--- Start of Data supplied ---
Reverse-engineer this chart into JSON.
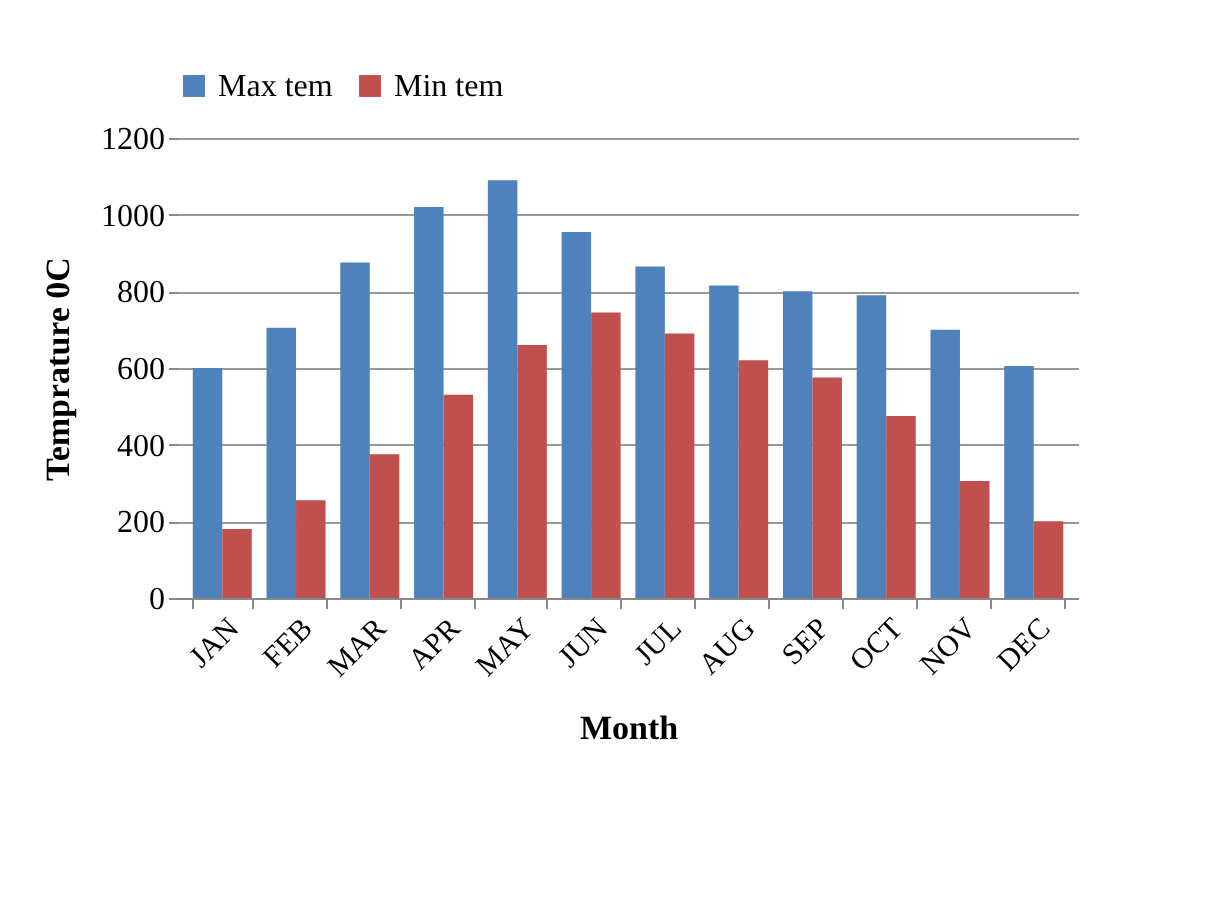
{
  "chart_data": {
    "type": "bar",
    "xlabel": "Month",
    "ylabel": "Temprature  0C",
    "categories": [
      "JAN",
      "FEB",
      "MAR",
      "APR",
      "MAY",
      "JUN",
      "JUL",
      "AUG",
      "SEP",
      "OCT",
      "NOV",
      "DEC"
    ],
    "series": [
      {
        "name": "Max tem",
        "color": "#4f81bd",
        "values": [
          600,
          705,
          875,
          1020,
          1090,
          955,
          865,
          815,
          800,
          790,
          700,
          605
        ]
      },
      {
        "name": "Min tem",
        "color": "#c0504d",
        "values": [
          180,
          255,
          375,
          530,
          660,
          745,
          690,
          620,
          575,
          475,
          305,
          200
        ]
      }
    ],
    "ylim": [
      0,
      1200
    ],
    "yticks": [
      0,
      200,
      400,
      600,
      800,
      1000,
      1200
    ],
    "grid": "y",
    "legend": "top"
  }
}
--- End of Data supplied ---
*Given exercise*
Retype each line of the listing above word for word. Exclude the pictures.

*Expected answer*
Reverse-engineer this chart into JSON.
{
  "chart_data": {
    "type": "bar",
    "xlabel": "Month",
    "ylabel": "Temprature  0C",
    "categories": [
      "JAN",
      "FEB",
      "MAR",
      "APR",
      "MAY",
      "JUN",
      "JUL",
      "AUG",
      "SEP",
      "OCT",
      "NOV",
      "DEC"
    ],
    "series": [
      {
        "name": "Max tem",
        "color": "#4f81bd",
        "values": [
          600,
          705,
          875,
          1020,
          1090,
          955,
          865,
          815,
          800,
          790,
          700,
          605
        ]
      },
      {
        "name": "Min tem",
        "color": "#c0504d",
        "values": [
          180,
          255,
          375,
          530,
          660,
          745,
          690,
          620,
          575,
          475,
          305,
          200
        ]
      }
    ],
    "ylim": [
      0,
      1200
    ],
    "yticks": [
      0,
      200,
      400,
      600,
      800,
      1000,
      1200
    ],
    "grid": "y",
    "legend": "top"
  }
}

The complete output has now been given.